Start Given data

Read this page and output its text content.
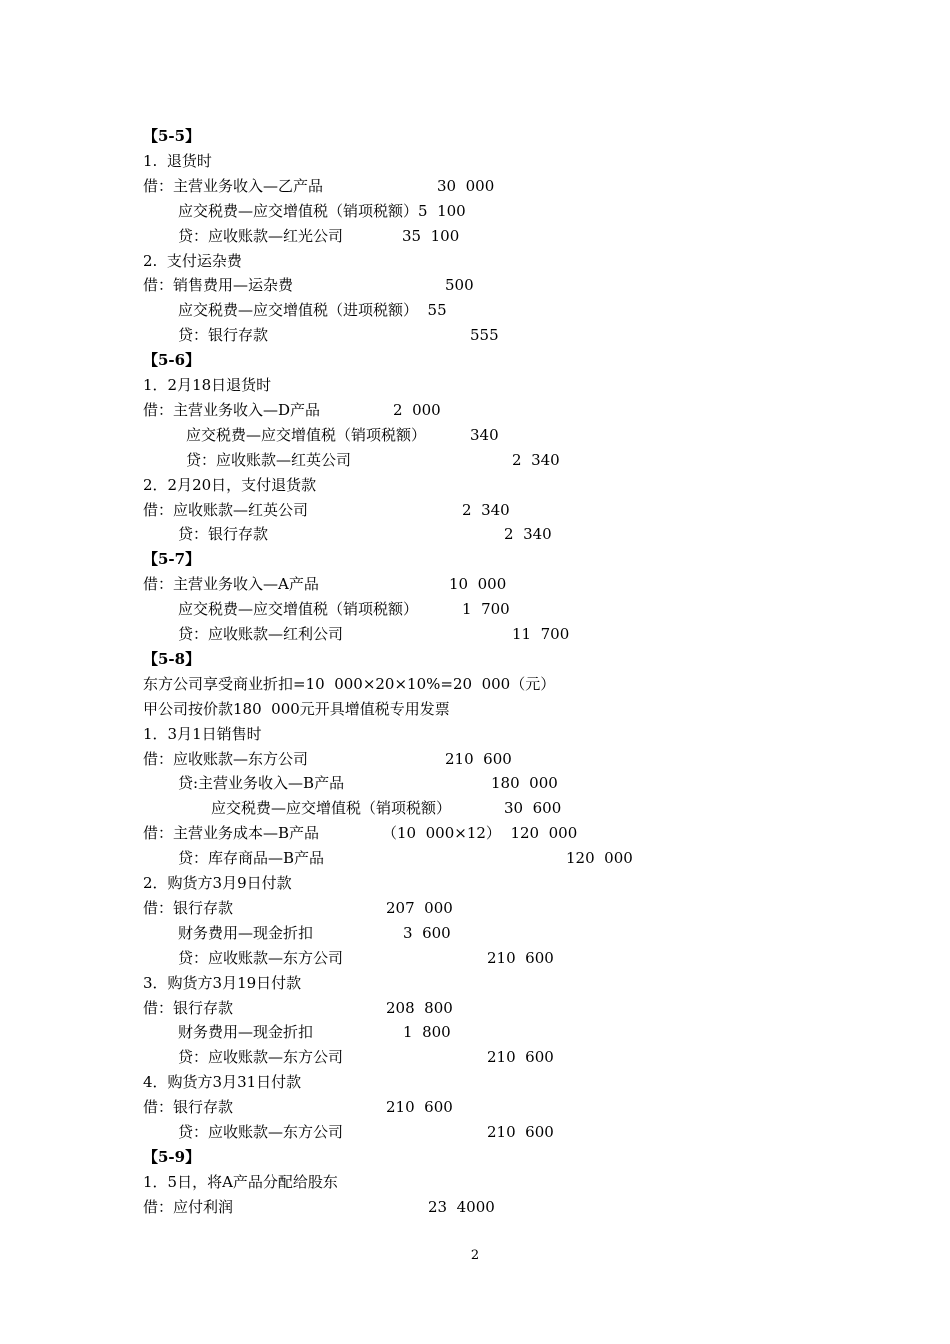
【5-5】
1.  退货时
借：主营业务收入—乙产品	30  000
应交税费—应交增值税（销项税额）5  100
贷：应收账款—红光公司	35  100
2.  支付运杂费
借：销售费用—运杂费	500
应交税费—应交增值税（进项税额）  55
贷：银行存款	555
【5-6】
1．2月18日退货时
借：主营业务收入—D产品	2  000
应交税费—应交增值税（销项税额）	340
贷：应收账款—红英公司	2  340
2．2月20日，支付退货款
借：应收账款—红英公司	2  340
贷：银行存款	2  340
【5-7】
借：主营业务收入—A产品	10  000
应交税费—应交增值税（销项税额）	1  700
贷：应收账款—红利公司	11  700
【5-8】
东方公司享受商业折扣=10  000×20×10%=20  000（元）
甲公司按价款180  000元开具增值税专用发票
1．3月1日销售时
借：应收账款—东方公司	210  600
贷:主营业务收入—B产品	180  000
应交税费—应交增值税（销项税额）	30  600
借：主营业务成本—B产品	（10  000×12）  120  000
贷：库存商品—B产品	120  000
2．购货方3月9日付款
借：银行存款	207  000
财务费用—现金折扣	3  600
贷：应收账款—东方公司	210  600
3．购货方3月19日付款
借：银行存款	208  800
财务费用—现金折扣	1  800
贷：应收账款—东方公司	210  600
4．购货方3月31日付款
借：银行存款	210  600
贷：应收账款—东方公司	210  600
【5-9】
1．5日，将A产品分配给股东
借：应付利润	23  4000
2
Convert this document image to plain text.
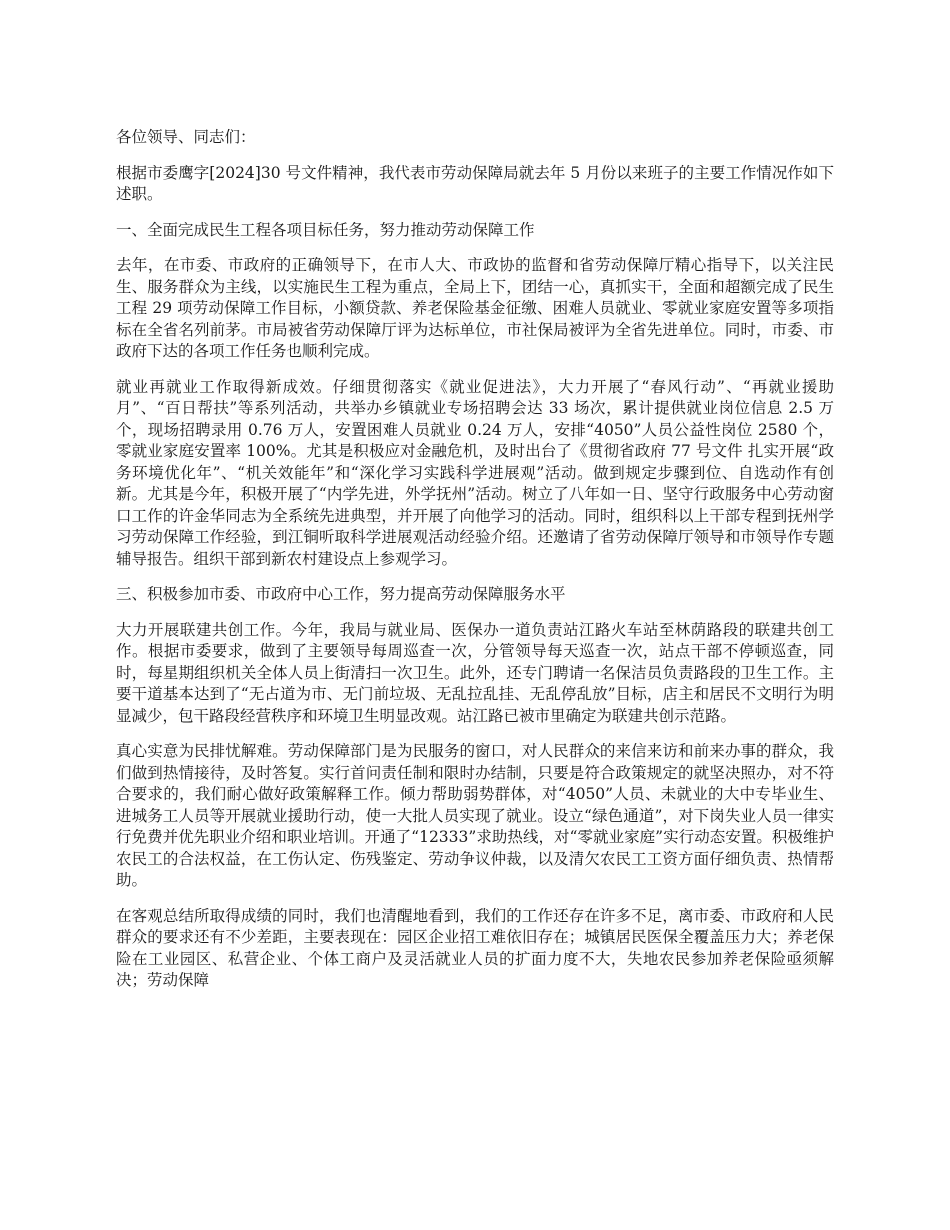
各位领导、同志们：

根据市委鹰字[2024]30 号文件精神，我代表市劳动保障局就去年 5 月份以来班子的主要工作情况作如下述职。

一、全面完成民生工程各项目标任务，努力推动劳动保障工作

去年，在市委、市政府的正确领导下，在市人大、市政协的监督和省劳动保障厅精心指导下，以关注民生、服务群众为主线，以实施民生工程为重点，全局上下，团结一心，真抓实干，全面和超额完成了民生工程 29 项劳动保障工作目标，小额贷款、养老保险基金征缴、困难人员就业、零就业家庭安置等多项指标在全省名列前茅。市局被省劳动保障厅评为达标单位，市社保局被评为全省先进单位。同时，市委、市政府下达的各项工作任务也顺利完成。

就业再就业工作取得新成效。仔细贯彻落实《就业促进法》，大力开展了“春风行动”、“再就业援助月”、“百日帮扶”等系列活动，共举办乡镇就业专场招聘会达 33 场次，累计提供就业岗位信息 2.5 万个，现场招聘录用 0.76 万人，安置困难人员就业 0.24 万人，安排“4050”人员公益性岗位 2580 个，零就业家庭安置率 100%。尤其是积极应对金融危机，及时出台了《贯彻省政府 77 号文件 扎实开展“政务环境优化年”、“机关效能年”和“深化学习实践科学进展观”活动。做到规定步骤到位、自选动作有创新。尤其是今年，积极开展了“内学先进，外学抚州”活动。树立了八年如一日、坚守行政服务中心劳动窗口工作的许金华同志为全系统先进典型，并开展了向他学习的活动。同时，组织科以上干部专程到抚州学习劳动保障工作经验，到江铜听取科学进展观活动经验介绍。还邀请了省劳动保障厅领导和市领导作专题辅导报告。组织干部到新农村建设点上参观学习。

三、积极参加市委、市政府中心工作，努力提高劳动保障服务水平

大力开展联建共创工作。今年，我局与就业局、医保办一道负责站江路火车站至林荫路段的联建共创工作。根据市委要求，做到了主要领导每周巡查一次，分管领导每天巡查一次，站点干部不停顿巡查，同时，每星期组织机关全体人员上街清扫一次卫生。此外，还专门聘请一名保洁员负责路段的卫生工作。主要干道基本达到了“无占道为市、无门前垃圾、无乱拉乱挂、无乱停乱放”目标，店主和居民不文明行为明显减少，包干路段经营秩序和环境卫生明显改观。站江路已被市里确定为联建共创示范路。

真心实意为民排忧解难。劳动保障部门是为民服务的窗口，对人民群众的来信来访和前来办事的群众，我们做到热情接待，及时答复。实行首问责任制和限时办结制，只要是符合政策规定的就坚决照办，对不符合要求的，我们耐心做好政策解释工作。倾力帮助弱势群体，对“4050”人员、未就业的大中专毕业生、进城务工人员等开展就业援助行动，使一大批人员实现了就业。设立“绿色通道”，对下岗失业人员一律实行免费并优先职业介绍和职业培训。开通了“12333”求助热线，对“零就业家庭”实行动态安置。积极维护农民工的合法权益，在工伤认定、伤残鉴定、劳动争议仲裁，以及清欠农民工工资方面仔细负责、热情帮助。

在客观总结所取得成绩的同时，我们也清醒地看到，我们的工作还存在许多不足，离市委、市政府和人民群众的要求还有不少差距，主要表现在：园区企业招工难依旧存在；城镇居民医保全覆盖压力大；养老保险在工业园区、私营企业、个体工商户及灵活就业人员的扩面力度不大，失地农民参加养老保险亟须解决；劳动保障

End Given data

Copy each line of the data above that holds "应收账款".

贷：应收账款—红光公司	35  100
贷：应收账款—红英公司	2  340
借：应收账款—红英公司	2  340
贷：应收账款—红利公司	11  700
借：应收账款—东方公司	210  600
贷：应收账款—东方公司	210  600
贷：应收账款—东方公司	210  600
贷：应收账款—东方公司	210  600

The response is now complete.